** start **
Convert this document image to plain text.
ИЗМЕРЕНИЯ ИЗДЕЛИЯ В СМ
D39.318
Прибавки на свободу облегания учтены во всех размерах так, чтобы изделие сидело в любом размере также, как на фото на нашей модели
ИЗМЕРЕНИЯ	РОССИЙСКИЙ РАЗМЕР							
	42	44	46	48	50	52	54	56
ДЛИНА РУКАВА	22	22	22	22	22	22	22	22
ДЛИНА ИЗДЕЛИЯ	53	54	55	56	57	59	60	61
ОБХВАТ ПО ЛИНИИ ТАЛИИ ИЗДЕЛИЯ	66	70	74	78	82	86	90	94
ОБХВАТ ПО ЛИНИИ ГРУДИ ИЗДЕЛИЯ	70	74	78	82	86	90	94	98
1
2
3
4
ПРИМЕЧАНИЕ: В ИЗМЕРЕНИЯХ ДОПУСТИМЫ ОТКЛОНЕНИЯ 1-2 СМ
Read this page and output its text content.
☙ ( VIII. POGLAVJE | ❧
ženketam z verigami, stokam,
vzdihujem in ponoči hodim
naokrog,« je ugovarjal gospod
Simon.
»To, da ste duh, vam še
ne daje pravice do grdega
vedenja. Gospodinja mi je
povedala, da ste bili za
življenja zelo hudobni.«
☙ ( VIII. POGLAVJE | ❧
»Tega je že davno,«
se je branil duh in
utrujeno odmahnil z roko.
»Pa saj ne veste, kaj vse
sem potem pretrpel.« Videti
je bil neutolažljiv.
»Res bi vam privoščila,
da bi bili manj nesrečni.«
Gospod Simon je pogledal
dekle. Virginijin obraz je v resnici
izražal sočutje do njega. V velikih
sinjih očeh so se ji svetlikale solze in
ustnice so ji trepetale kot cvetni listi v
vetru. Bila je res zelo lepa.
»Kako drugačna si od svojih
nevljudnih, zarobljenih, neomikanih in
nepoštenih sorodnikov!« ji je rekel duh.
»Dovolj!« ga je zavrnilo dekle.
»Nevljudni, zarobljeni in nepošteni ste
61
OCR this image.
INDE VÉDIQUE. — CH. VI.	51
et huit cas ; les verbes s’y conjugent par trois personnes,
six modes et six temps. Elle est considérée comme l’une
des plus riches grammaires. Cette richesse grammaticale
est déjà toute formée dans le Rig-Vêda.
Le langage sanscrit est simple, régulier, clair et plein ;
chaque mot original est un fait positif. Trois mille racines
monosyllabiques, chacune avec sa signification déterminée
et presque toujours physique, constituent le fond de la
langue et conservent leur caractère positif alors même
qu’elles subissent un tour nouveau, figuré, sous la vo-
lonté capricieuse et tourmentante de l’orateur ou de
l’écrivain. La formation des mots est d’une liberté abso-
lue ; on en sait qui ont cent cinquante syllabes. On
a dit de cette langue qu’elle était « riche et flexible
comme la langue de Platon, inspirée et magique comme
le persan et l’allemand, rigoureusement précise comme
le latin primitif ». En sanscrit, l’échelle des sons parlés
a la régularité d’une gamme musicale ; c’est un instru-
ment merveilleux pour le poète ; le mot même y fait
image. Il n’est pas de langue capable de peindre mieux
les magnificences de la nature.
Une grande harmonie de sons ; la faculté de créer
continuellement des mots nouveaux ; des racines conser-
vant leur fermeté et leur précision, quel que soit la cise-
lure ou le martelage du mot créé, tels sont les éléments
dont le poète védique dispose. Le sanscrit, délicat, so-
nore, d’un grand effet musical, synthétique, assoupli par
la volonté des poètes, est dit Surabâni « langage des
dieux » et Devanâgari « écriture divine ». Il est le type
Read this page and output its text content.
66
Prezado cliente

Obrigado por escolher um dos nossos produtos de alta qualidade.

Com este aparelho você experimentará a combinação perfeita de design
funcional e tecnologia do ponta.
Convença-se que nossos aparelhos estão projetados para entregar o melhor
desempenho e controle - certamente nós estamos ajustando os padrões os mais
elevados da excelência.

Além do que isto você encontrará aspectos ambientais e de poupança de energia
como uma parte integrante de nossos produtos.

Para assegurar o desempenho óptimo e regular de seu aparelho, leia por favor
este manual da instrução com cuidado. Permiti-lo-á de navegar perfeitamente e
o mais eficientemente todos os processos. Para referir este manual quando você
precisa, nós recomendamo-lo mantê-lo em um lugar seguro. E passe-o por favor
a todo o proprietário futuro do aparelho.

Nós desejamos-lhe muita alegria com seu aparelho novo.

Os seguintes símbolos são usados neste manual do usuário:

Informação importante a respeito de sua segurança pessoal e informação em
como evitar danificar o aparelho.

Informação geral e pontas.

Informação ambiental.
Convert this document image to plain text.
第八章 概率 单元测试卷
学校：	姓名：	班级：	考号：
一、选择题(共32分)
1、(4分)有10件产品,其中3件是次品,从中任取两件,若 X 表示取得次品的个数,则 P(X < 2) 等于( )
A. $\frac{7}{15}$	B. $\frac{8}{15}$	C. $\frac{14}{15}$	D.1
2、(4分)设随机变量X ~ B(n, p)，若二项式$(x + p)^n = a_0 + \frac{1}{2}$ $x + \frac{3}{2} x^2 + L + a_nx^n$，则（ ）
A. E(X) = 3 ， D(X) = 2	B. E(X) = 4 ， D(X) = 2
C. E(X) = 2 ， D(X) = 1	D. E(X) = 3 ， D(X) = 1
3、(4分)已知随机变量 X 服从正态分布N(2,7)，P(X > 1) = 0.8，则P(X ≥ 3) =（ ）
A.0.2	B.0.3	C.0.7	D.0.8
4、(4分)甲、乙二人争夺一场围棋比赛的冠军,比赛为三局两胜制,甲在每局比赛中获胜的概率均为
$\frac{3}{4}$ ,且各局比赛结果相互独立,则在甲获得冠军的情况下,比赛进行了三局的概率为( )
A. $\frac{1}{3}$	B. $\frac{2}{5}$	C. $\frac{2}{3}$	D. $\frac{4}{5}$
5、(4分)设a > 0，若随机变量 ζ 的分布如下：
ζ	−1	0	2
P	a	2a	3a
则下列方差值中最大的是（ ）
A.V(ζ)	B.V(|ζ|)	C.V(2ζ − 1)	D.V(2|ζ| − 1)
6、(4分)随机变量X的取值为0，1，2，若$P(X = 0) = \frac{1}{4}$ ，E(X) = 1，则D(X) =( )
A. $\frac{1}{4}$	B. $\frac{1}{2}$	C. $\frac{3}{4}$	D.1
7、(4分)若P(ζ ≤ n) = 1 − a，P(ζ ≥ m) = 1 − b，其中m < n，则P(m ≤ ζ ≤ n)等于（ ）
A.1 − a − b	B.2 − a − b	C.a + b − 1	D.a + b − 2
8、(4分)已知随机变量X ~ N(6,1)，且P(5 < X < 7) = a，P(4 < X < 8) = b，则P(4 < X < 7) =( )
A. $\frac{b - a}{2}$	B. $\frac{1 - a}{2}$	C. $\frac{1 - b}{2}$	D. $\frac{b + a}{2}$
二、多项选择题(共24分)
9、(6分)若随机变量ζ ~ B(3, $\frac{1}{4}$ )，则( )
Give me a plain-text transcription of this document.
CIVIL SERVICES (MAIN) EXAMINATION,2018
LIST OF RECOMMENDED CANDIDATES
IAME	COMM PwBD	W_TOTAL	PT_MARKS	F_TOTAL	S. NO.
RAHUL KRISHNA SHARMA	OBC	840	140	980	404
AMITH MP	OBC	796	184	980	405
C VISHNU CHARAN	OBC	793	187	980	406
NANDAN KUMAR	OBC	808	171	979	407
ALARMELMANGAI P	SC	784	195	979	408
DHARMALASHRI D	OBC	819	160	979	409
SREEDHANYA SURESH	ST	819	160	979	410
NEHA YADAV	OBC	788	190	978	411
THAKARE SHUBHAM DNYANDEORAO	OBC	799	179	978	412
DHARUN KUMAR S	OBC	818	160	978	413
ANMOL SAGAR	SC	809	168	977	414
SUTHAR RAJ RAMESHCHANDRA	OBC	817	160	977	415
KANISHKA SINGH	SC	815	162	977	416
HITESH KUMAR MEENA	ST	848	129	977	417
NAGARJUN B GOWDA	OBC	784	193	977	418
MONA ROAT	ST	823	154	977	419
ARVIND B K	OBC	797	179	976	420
** end **
Instruction ▸
List every line above that holds the word "você".

Exercise solution ▸
Com este aparelho você experimentará a combinação perfeita de design
Além do que isto você encontrará aspectos ambientais e de poupança de energia
o mais eficientemente todos os processos. Para referir este manual quando você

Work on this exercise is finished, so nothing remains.